Exercise description => Update each of the rows below by changing every "svg-text" to "text-label" and keeping everything else the same, and leave the pictures out of your answer.

Data items
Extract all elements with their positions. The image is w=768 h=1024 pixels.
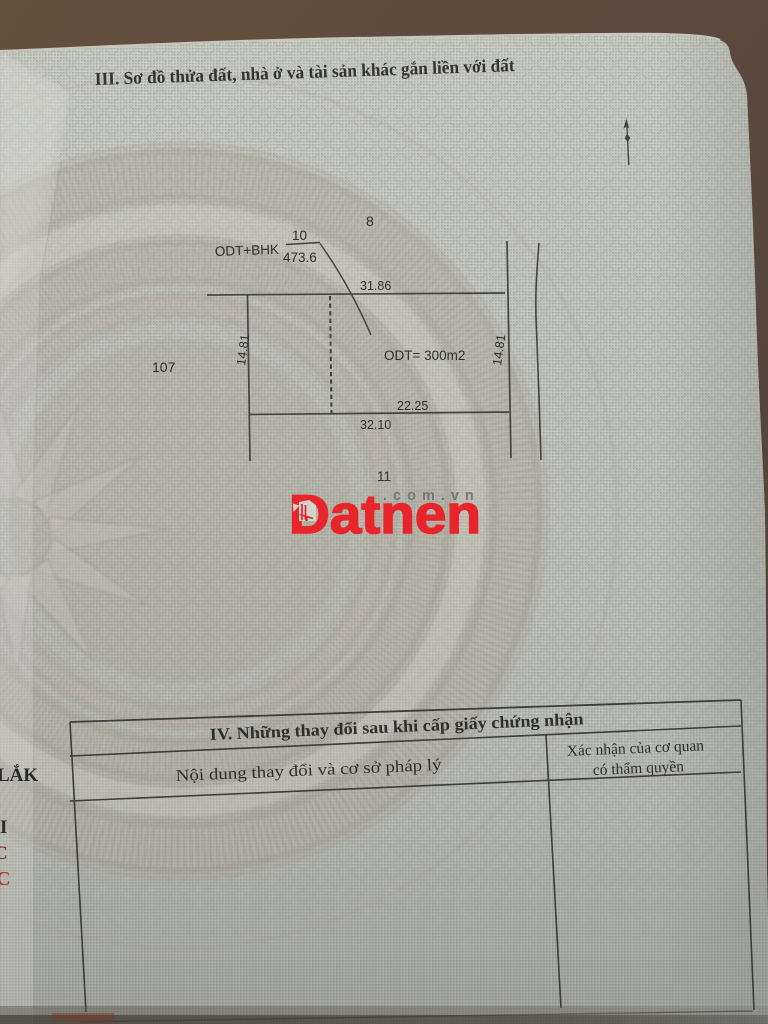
svg-text:C: C [0, 843, 8, 864]
svg-text:473.6: 473.6 [283, 250, 317, 265]
svg-text:11: 11 [377, 469, 391, 484]
svg-text:32.10: 32.10 [360, 418, 391, 432]
svg-text:10: 10 [292, 228, 307, 243]
svg-text:8: 8 [366, 213, 374, 229]
svg-text:22.25: 22.25 [397, 399, 428, 413]
svg-text:Datnen: Datnen [289, 483, 481, 545]
svg-text:LẮK: LẮK [0, 764, 38, 786]
svg-text:31.86: 31.86 [360, 279, 391, 293]
svg-text:ODT= 300m2: ODT= 300m2 [384, 348, 465, 363]
svg-text:C: C [0, 868, 10, 890]
svg-text:I: I [0, 817, 7, 838]
svg-text:107: 107 [152, 359, 176, 375]
svg-text:ODT+BHK: ODT+BHK [215, 242, 280, 259]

The result =>
Extract all elements with their positions. The image is w=768 h=1024 pixels.
text-label:C: C [0, 843, 8, 864]
text-label:473.6: 473.6 [283, 250, 317, 265]
text-label:11: 11 [377, 469, 391, 484]
text-label:32.10: 32.10 [360, 418, 391, 432]
text-label:10: 10 [292, 228, 307, 243]
text-label:8: 8 [366, 213, 374, 229]
text-label:22.25: 22.25 [397, 399, 428, 413]
text-label:Datnen: Datnen [289, 483, 481, 545]
text-label:LẮK: LẮK [0, 764, 38, 786]
text-label:31.86: 31.86 [360, 279, 391, 293]
text-label:ODT= 300m2: ODT= 300m2 [384, 348, 465, 363]
text-label:C: C [0, 868, 10, 890]
text-label:I: I [0, 817, 7, 838]
text-label:107: 107 [152, 359, 176, 375]
text-label:ODT+BHK: ODT+BHK [215, 242, 280, 259]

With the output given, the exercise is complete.